JOB
Search the records below for the word "samples" and show every line where it occurs.

DATA FOR THIS EXERCISE
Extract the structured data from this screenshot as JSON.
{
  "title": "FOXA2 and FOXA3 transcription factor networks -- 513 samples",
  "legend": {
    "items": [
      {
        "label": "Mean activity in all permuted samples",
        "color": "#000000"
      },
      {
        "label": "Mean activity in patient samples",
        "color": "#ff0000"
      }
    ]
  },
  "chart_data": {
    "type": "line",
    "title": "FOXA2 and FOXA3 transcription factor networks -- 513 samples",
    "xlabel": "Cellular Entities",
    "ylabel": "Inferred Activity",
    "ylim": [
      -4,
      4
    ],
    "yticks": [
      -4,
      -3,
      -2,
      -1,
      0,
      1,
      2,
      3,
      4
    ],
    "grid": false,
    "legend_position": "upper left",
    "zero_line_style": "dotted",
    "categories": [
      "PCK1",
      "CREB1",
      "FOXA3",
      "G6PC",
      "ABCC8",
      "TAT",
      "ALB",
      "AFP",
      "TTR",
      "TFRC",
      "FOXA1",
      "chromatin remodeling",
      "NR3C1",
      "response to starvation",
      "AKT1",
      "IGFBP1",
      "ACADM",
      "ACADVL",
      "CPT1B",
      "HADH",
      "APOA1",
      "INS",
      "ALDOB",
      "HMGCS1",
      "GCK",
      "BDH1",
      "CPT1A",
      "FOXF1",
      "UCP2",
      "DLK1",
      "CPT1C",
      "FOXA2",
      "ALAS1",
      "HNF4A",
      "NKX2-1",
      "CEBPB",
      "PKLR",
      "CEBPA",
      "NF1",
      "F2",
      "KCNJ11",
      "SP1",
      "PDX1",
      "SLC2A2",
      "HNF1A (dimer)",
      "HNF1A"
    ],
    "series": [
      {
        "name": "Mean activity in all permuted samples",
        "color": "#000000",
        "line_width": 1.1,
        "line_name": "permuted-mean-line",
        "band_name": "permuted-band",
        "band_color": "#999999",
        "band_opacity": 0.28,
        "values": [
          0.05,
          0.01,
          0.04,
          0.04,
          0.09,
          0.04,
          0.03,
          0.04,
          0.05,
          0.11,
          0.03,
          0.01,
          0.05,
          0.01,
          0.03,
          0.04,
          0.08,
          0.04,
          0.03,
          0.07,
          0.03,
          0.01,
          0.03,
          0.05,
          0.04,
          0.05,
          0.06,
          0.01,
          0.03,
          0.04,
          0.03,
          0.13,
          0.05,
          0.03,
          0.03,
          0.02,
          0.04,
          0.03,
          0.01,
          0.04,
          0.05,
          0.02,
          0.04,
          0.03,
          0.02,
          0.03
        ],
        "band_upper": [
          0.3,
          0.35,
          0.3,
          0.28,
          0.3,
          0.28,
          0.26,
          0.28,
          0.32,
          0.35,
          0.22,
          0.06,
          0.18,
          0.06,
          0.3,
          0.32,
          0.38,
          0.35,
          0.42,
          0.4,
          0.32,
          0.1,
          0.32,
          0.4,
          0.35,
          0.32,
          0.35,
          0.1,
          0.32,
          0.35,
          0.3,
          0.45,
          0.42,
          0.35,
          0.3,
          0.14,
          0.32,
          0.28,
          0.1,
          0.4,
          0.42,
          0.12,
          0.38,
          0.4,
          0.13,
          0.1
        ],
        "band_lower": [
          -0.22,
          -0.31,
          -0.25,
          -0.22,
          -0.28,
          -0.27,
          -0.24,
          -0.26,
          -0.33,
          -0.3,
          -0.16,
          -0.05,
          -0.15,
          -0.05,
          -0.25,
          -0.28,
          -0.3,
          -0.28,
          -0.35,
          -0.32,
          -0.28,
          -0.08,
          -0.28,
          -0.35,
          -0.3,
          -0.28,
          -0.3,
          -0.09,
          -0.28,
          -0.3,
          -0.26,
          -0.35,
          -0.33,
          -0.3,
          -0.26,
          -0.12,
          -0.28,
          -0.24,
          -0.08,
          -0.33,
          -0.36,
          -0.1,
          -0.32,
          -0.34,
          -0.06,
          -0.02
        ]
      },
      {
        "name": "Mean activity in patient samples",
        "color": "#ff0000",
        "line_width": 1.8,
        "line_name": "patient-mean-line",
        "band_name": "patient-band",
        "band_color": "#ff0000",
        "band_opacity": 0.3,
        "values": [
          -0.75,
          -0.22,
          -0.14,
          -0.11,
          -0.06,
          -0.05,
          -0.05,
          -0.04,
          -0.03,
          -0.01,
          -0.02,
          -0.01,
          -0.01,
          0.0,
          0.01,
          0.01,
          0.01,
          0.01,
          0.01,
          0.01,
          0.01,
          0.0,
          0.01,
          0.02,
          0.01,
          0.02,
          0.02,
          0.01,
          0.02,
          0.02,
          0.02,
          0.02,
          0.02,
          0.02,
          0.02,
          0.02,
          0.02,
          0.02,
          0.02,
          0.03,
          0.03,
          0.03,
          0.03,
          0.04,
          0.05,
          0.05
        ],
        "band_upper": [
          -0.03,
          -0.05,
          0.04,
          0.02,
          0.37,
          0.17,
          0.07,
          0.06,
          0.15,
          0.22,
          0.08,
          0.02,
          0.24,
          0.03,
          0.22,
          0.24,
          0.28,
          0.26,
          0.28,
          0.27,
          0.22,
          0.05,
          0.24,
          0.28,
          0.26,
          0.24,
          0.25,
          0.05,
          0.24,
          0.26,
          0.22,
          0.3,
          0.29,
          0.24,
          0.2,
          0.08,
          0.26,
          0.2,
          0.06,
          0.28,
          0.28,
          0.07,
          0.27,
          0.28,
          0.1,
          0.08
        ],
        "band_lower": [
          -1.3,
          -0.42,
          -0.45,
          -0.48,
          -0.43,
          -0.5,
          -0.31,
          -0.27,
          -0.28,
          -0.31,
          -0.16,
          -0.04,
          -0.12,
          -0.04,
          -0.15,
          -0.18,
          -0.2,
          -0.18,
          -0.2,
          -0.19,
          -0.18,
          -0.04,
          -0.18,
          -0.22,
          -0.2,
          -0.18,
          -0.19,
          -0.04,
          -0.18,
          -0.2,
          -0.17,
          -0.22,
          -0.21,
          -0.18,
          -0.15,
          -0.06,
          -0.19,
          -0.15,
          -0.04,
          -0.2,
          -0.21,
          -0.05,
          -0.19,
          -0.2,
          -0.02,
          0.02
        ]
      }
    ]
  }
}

RESULT OF THE TASK
  "title": "FOXA2 and FOXA3 transcription factor networks -- 513 samples",
        "label": "Mean activity in all permuted samples",
        "label": "Mean activity in patient samples",
    "title": "FOXA2 and FOXA3 transcription factor networks -- 513 samples",
        "name": "Mean activity in all permuted samples",
        "name": "Mean activity in patient samples",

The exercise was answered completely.